** PROBLEM STATEMENT **
Copy each line below in which the string "against" occurs.

[start DATA FOR THE TASK]

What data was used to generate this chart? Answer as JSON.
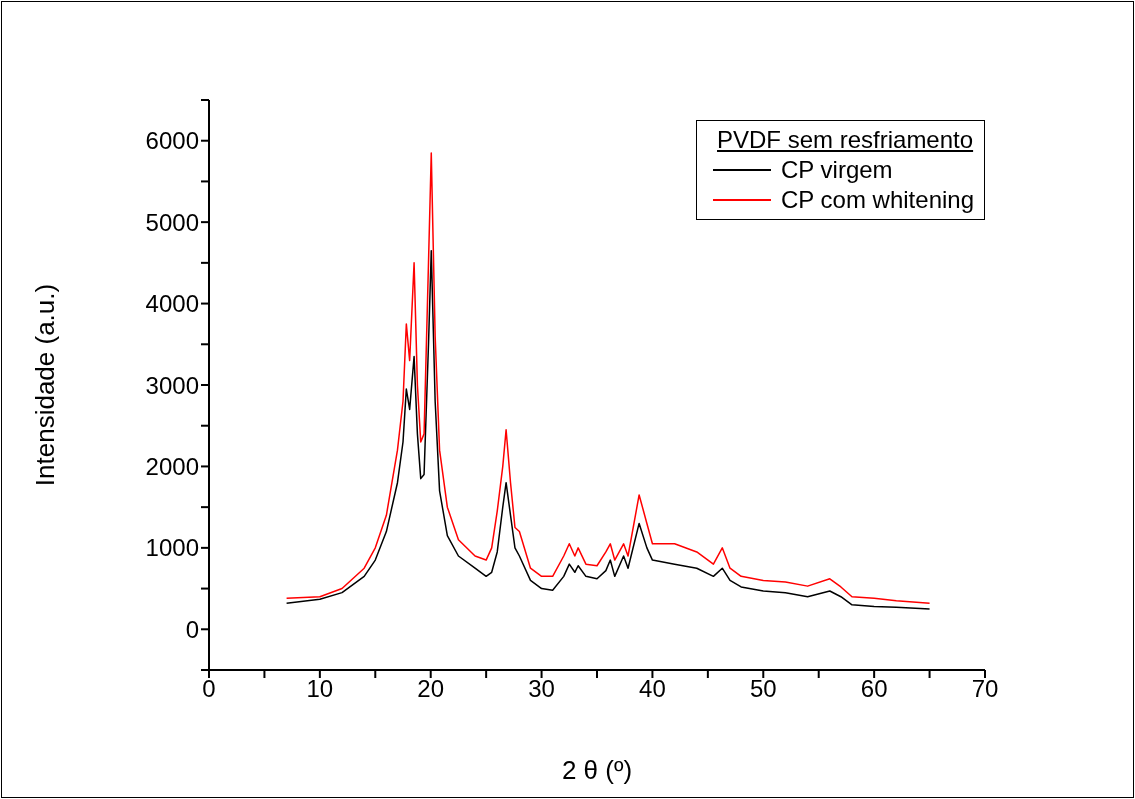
{
  "chart_data": {
    "type": "line",
    "xlabel": "2 θ (º)",
    "ylabel": "Intensidade (a.u.)",
    "legend_title": "PVDF sem resfriamento",
    "legend": "top right",
    "grid": false,
    "marker": "none",
    "line_style": "solid",
    "xlim": [
      0,
      70
    ],
    "ylim": [
      -500,
      6500
    ],
    "xticks": [
      0,
      {
        "value": 5,
        "label": null
      },
      10,
      {
        "value": 15,
        "label": null
      },
      20,
      {
        "value": 25,
        "label": null
      },
      30,
      {
        "value": 35,
        "label": null
      },
      40,
      {
        "value": 45,
        "label": null
      },
      50,
      {
        "value": 55,
        "label": null
      },
      60,
      {
        "value": 65,
        "label": null
      },
      70
    ],
    "yticks": [
      {
        "value": -500,
        "label": null
      },
      0,
      {
        "value": 500,
        "label": null
      },
      1000,
      {
        "value": 1500,
        "label": null
      },
      2000,
      {
        "value": 2500,
        "label": null
      },
      3000,
      {
        "value": 3500,
        "label": null
      },
      4000,
      {
        "value": 4500,
        "label": null
      },
      5000,
      {
        "value": 5500,
        "label": null
      },
      6000,
      {
        "value": 6500,
        "label": null
      }
    ],
    "x": [
      7,
      10,
      12,
      14,
      15,
      16,
      17,
      17.5,
      17.8,
      18.1,
      18.5,
      18.8,
      19.1,
      19.4,
      19.8,
      20.05,
      20.4,
      20.8,
      21.5,
      22.5,
      24,
      25,
      25.5,
      26,
      26.5,
      26.8,
      27.2,
      27.6,
      28,
      29,
      30,
      31,
      32,
      32.5,
      33,
      33.3,
      34,
      35,
      35.8,
      36.2,
      36.6,
      37.4,
      37.8,
      38.8,
      39.5,
      40,
      42,
      44,
      45.5,
      46.3,
      47,
      48,
      50,
      52,
      54,
      56,
      57,
      58,
      60,
      62,
      65
    ],
    "series": [
      {
        "name": "CP virgem",
        "color": "#000000",
        "values": [
          320,
          370,
          450,
          650,
          850,
          1200,
          1800,
          2300,
          2950,
          2700,
          3350,
          2400,
          1850,
          1900,
          3500,
          4650,
          2800,
          1700,
          1150,
          900,
          750,
          650,
          700,
          950,
          1500,
          1800,
          1400,
          1000,
          900,
          600,
          500,
          480,
          650,
          800,
          700,
          780,
          650,
          620,
          720,
          850,
          650,
          900,
          750,
          1300,
          1000,
          850,
          800,
          750,
          650,
          750,
          600,
          520,
          470,
          450,
          400,
          470,
          400,
          300,
          280,
          270,
          250
        ]
      },
      {
        "name": "CP com whitening",
        "color": "#ff0000",
        "values": [
          380,
          400,
          500,
          750,
          1000,
          1400,
          2200,
          2800,
          3750,
          3300,
          4500,
          3000,
          2300,
          2400,
          4500,
          5850,
          3600,
          2200,
          1500,
          1100,
          900,
          850,
          1000,
          1450,
          2000,
          2450,
          1800,
          1250,
          1200,
          750,
          650,
          650,
          900,
          1050,
          900,
          1000,
          800,
          780,
          950,
          1050,
          850,
          1050,
          900,
          1650,
          1300,
          1050,
          1050,
          950,
          800,
          1000,
          750,
          650,
          600,
          580,
          530,
          620,
          520,
          400,
          380,
          350,
          320
        ]
      }
    ]
  }
}
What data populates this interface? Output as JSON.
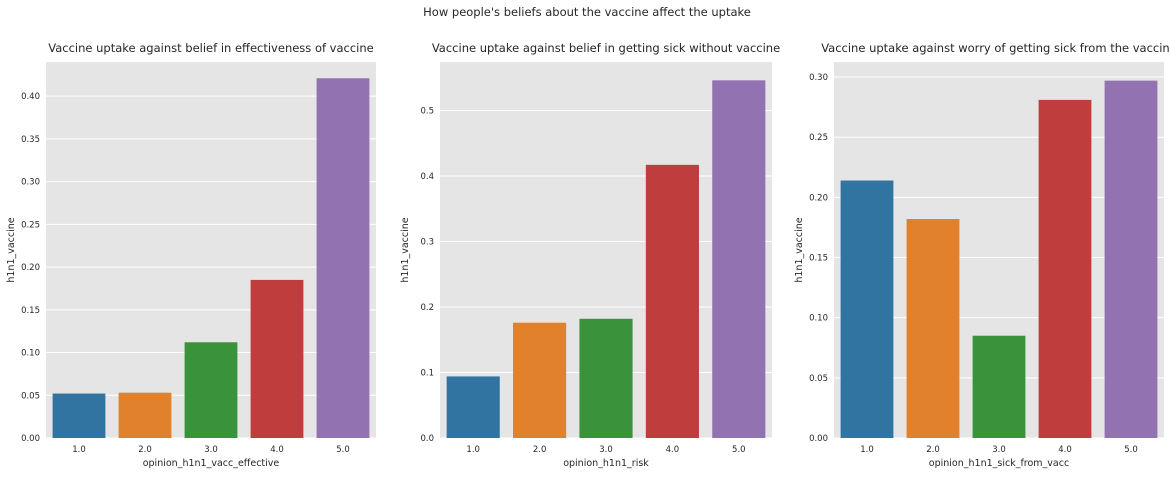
{
  "figure": {
    "suptitle": "How people's beliefs about the vaccine affect the uptake"
  },
  "chart_data": [
    {
      "type": "bar",
      "title": "Vaccine uptake against belief in effectiveness of vaccine",
      "xlabel": "opinion_h1n1_vacc_effective",
      "ylabel": "h1n1_vaccine",
      "categories": [
        "1.0",
        "2.0",
        "3.0",
        "4.0",
        "5.0"
      ],
      "values": [
        0.052,
        0.053,
        0.112,
        0.185,
        0.421
      ],
      "ylim": [
        0,
        0.44
      ],
      "yticks": [
        0.0,
        0.05,
        0.1,
        0.15,
        0.2,
        0.25,
        0.3,
        0.35,
        0.4
      ],
      "ytick_labels": [
        "0.00",
        "0.05",
        "0.10",
        "0.15",
        "0.20",
        "0.25",
        "0.30",
        "0.35",
        "0.40"
      ],
      "grid": true,
      "colors": [
        "#3274a1",
        "#e1812c",
        "#3a923a",
        "#c03d3e",
        "#9372b2"
      ]
    },
    {
      "type": "bar",
      "title": "Vaccine uptake against belief in getting sick without vaccine",
      "xlabel": "opinion_h1n1_risk",
      "ylabel": "h1n1_vaccine",
      "categories": [
        "1.0",
        "2.0",
        "3.0",
        "4.0",
        "5.0"
      ],
      "values": [
        0.094,
        0.176,
        0.182,
        0.417,
        0.546
      ],
      "ylim": [
        0,
        0.574
      ],
      "yticks": [
        0.0,
        0.1,
        0.2,
        0.3,
        0.4,
        0.5
      ],
      "ytick_labels": [
        "0.0",
        "0.1",
        "0.2",
        "0.3",
        "0.4",
        "0.5"
      ],
      "grid": true,
      "colors": [
        "#3274a1",
        "#e1812c",
        "#3a923a",
        "#c03d3e",
        "#9372b2"
      ]
    },
    {
      "type": "bar",
      "title": "Vaccine uptake against worry of getting sick from the vaccine",
      "xlabel": "opinion_h1n1_sick_from_vacc",
      "ylabel": "h1n1_vaccine",
      "categories": [
        "1.0",
        "2.0",
        "3.0",
        "4.0",
        "5.0"
      ],
      "values": [
        0.214,
        0.182,
        0.085,
        0.281,
        0.297
      ],
      "ylim": [
        0,
        0.3125
      ],
      "yticks": [
        0.0,
        0.05,
        0.1,
        0.15,
        0.2,
        0.25,
        0.3
      ],
      "ytick_labels": [
        "0.00",
        "0.05",
        "0.10",
        "0.15",
        "0.20",
        "0.25",
        "0.30"
      ],
      "grid": true,
      "colors": [
        "#3274a1",
        "#e1812c",
        "#3a923a",
        "#c03d3e",
        "#9372b2"
      ]
    }
  ]
}
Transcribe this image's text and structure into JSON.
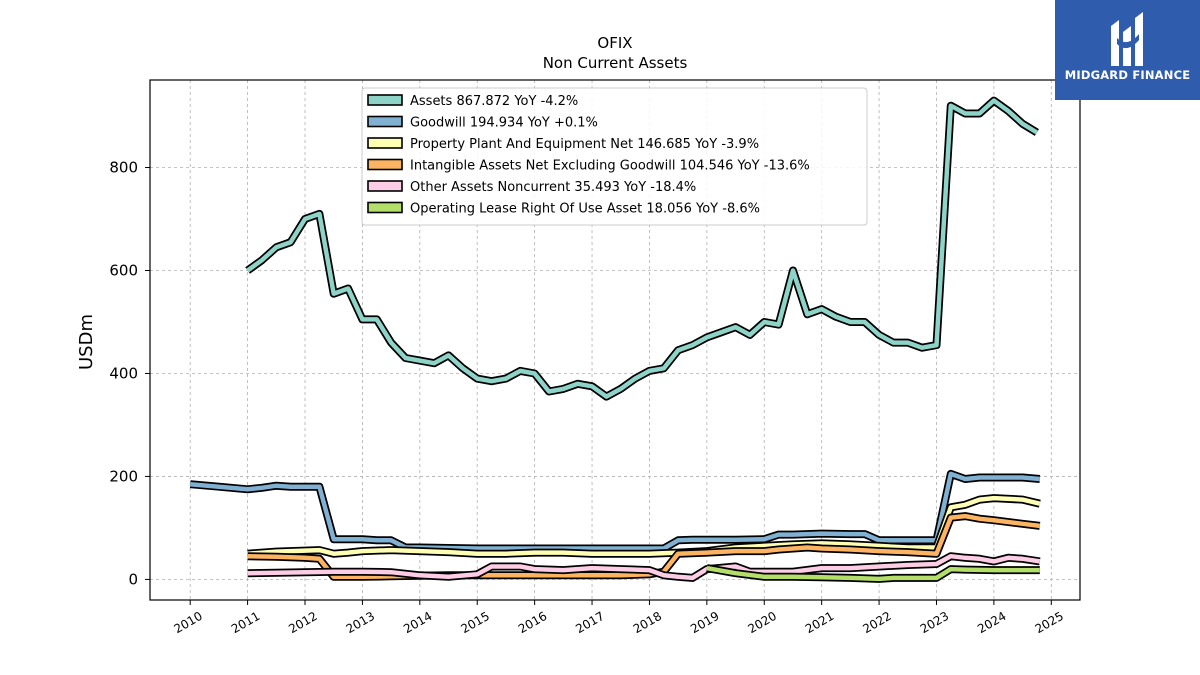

[end DATA FOR THE TASK]

** COMPLETE ANSWER **
      "title": "Vaccine uptake against belief in effectiveness of vaccine",
      "title": "Vaccine uptake against belief in getting sick without vaccine",
      "title": "Vaccine uptake against worry of getting sick from the vaccine",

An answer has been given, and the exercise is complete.